DATA LISTING:

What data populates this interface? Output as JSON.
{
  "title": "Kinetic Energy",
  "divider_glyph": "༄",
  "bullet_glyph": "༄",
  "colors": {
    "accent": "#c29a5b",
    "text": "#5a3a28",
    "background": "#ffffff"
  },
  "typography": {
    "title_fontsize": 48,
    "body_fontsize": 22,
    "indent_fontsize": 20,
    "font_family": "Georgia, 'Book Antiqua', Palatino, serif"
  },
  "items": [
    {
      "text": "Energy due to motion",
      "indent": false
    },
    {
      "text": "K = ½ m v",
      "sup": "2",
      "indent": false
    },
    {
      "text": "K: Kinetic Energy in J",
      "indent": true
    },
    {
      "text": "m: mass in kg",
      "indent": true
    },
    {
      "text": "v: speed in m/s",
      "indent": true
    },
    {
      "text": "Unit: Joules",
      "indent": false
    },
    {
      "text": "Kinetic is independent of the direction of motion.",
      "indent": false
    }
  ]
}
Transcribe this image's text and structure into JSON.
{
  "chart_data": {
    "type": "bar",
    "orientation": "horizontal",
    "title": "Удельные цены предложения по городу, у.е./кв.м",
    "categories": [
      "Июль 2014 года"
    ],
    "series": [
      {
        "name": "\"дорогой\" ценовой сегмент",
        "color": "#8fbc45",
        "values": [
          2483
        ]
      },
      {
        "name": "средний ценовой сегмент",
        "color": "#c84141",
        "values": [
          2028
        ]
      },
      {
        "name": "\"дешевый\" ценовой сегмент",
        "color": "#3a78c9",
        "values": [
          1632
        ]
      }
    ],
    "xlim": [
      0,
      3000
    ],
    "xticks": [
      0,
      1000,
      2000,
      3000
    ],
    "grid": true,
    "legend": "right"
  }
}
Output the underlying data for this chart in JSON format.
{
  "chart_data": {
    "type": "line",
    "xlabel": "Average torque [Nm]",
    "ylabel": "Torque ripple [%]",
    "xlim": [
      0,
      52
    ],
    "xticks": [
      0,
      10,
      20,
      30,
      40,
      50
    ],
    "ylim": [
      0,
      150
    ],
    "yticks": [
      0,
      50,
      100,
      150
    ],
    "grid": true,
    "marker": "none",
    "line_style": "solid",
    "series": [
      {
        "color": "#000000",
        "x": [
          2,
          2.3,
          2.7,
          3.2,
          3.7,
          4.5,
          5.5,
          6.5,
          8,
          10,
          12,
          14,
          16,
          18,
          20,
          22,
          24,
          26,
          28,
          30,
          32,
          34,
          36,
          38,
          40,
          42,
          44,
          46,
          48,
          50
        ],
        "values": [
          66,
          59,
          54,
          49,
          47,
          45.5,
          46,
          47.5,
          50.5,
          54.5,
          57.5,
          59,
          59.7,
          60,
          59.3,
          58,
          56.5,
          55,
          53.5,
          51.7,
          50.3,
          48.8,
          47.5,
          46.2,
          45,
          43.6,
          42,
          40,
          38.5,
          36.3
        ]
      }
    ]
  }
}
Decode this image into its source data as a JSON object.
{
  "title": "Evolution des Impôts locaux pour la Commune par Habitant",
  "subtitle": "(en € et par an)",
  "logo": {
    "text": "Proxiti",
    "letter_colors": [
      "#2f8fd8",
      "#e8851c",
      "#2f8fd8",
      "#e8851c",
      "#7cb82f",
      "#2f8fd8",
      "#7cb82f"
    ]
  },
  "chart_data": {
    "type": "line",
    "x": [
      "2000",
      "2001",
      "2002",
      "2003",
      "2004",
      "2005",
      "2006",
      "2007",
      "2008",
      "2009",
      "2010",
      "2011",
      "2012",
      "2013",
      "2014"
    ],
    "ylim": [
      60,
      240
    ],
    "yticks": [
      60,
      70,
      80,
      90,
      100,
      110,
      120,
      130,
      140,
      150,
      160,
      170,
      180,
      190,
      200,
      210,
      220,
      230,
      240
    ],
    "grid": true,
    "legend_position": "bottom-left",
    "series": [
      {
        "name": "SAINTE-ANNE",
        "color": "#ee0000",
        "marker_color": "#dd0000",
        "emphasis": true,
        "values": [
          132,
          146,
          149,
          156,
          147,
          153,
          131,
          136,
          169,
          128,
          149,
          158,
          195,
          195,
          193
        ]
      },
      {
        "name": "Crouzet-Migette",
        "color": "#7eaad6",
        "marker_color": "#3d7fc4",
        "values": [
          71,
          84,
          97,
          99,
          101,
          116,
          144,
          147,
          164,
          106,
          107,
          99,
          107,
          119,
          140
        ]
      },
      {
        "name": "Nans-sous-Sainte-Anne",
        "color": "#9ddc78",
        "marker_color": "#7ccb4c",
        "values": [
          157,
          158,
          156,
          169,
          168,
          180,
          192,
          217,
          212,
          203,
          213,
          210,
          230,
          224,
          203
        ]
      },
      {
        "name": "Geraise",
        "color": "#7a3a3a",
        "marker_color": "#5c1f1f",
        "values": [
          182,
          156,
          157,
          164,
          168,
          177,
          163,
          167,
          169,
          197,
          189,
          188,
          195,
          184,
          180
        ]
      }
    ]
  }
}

PROBLEM REQUIREMENTS: Every record shown above must be echoed exactly.

CORRECT OUTPUT:
What data populates this interface? Output as JSON.
{
  "title": "Kinetic Energy",
  "divider_glyph": "༄",
  "bullet_glyph": "༄",
  "colors": {
    "accent": "#c29a5b",
    "text": "#5a3a28",
    "background": "#ffffff"
  },
  "typography": {
    "title_fontsize": 48,
    "body_fontsize": 22,
    "indent_fontsize": 20,
    "font_family": "Georgia, 'Book Antiqua', Palatino, serif"
  },
  "items": [
    {
      "text": "Energy due to motion",
      "indent": false
    },
    {
      "text": "K = ½ m v",
      "sup": "2",
      "indent": false
    },
    {
      "text": "K: Kinetic Energy in J",
      "indent": true
    },
    {
      "text": "m: mass in kg",
      "indent": true
    },
    {
      "text": "v: speed in m/s",
      "indent": true
    },
    {
      "text": "Unit: Joules",
      "indent": false
    },
    {
      "text": "Kinetic is independent of the direction of motion.",
      "indent": false
    }
  ]
}
Transcribe this image's text and structure into JSON.
{
  "chart_data": {
    "type": "bar",
    "orientation": "horizontal",
    "title": "Удельные цены предложения по городу, у.е./кв.м",
    "categories": [
      "Июль 2014 года"
    ],
    "series": [
      {
        "name": "\"дорогой\" ценовой сегмент",
        "color": "#8fbc45",
        "values": [
          2483
        ]
      },
      {
        "name": "средний ценовой сегмент",
        "color": "#c84141",
        "values": [
          2028
        ]
      },
      {
        "name": "\"дешевый\" ценовой сегмент",
        "color": "#3a78c9",
        "values": [
          1632
        ]
      }
    ],
    "xlim": [
      0,
      3000
    ],
    "xticks": [
      0,
      1000,
      2000,
      3000
    ],
    "grid": true,
    "legend": "right"
  }
}
Output the underlying data for this chart in JSON format.
{
  "chart_data": {
    "type": "line",
    "xlabel": "Average torque [Nm]",
    "ylabel": "Torque ripple [%]",
    "xlim": [
      0,
      52
    ],
    "xticks": [
      0,
      10,
      20,
      30,
      40,
      50
    ],
    "ylim": [
      0,
      150
    ],
    "yticks": [
      0,
      50,
      100,
      150
    ],
    "grid": true,
    "marker": "none",
    "line_style": "solid",
    "series": [
      {
        "color": "#000000",
        "x": [
          2,
          2.3,
          2.7,
          3.2,
          3.7,
          4.5,
          5.5,
          6.5,
          8,
          10,
          12,
          14,
          16,
          18,
          20,
          22,
          24,
          26,
          28,
          30,
          32,
          34,
          36,
          38,
          40,
          42,
          44,
          46,
          48,
          50
        ],
        "values": [
          66,
          59,
          54,
          49,
          47,
          45.5,
          46,
          47.5,
          50.5,
          54.5,
          57.5,
          59,
          59.7,
          60,
          59.3,
          58,
          56.5,
          55,
          53.5,
          51.7,
          50.3,
          48.8,
          47.5,
          46.2,
          45,
          43.6,
          42,
          40,
          38.5,
          36.3
        ]
      }
    ]
  }
}
Decode this image into its source data as a JSON object.
{
  "title": "Evolution des Impôts locaux pour la Commune par Habitant",
  "subtitle": "(en € et par an)",
  "logo": {
    "text": "Proxiti",
    "letter_colors": [
      "#2f8fd8",
      "#e8851c",
      "#2f8fd8",
      "#e8851c",
      "#7cb82f",
      "#2f8fd8",
      "#7cb82f"
    ]
  },
  "chart_data": {
    "type": "line",
    "x": [
      "2000",
      "2001",
      "2002",
      "2003",
      "2004",
      "2005",
      "2006",
      "2007",
      "2008",
      "2009",
      "2010",
      "2011",
      "2012",
      "2013",
      "2014"
    ],
    "ylim": [
      60,
      240
    ],
    "yticks": [
      60,
      70,
      80,
      90,
      100,
      110,
      120,
      130,
      140,
      150,
      160,
      170,
      180,
      190,
      200,
      210,
      220,
      230,
      240
    ],
    "grid": true,
    "legend_position": "bottom-left",
    "series": [
      {
        "name": "SAINTE-ANNE",
        "color": "#ee0000",
        "marker_color": "#dd0000",
        "emphasis": true,
        "values": [
          132,
          146,
          149,
          156,
          147,
          153,
          131,
          136,
          169,
          128,
          149,
          158,
          195,
          195,
          193
        ]
      },
      {
        "name": "Crouzet-Migette",
        "color": "#7eaad6",
        "marker_color": "#3d7fc4",
        "values": [
          71,
          84,
          97,
          99,
          101,
          116,
          144,
          147,
          164,
          106,
          107,
          99,
          107,
          119,
          140
        ]
      },
      {
        "name": "Nans-sous-Sainte-Anne",
        "color": "#9ddc78",
        "marker_color": "#7ccb4c",
        "values": [
          157,
          158,
          156,
          169,
          168,
          180,
          192,
          217,
          212,
          203,
          213,
          210,
          230,
          224,
          203
        ]
      },
      {
        "name": "Geraise",
        "color": "#7a3a3a",
        "marker_color": "#5c1f1f",
        "values": [
          182,
          156,
          157,
          164,
          168,
          177,
          163,
          167,
          169,
          197,
          189,
          188,
          195,
          184,
          180
        ]
      }
    ]
  }
}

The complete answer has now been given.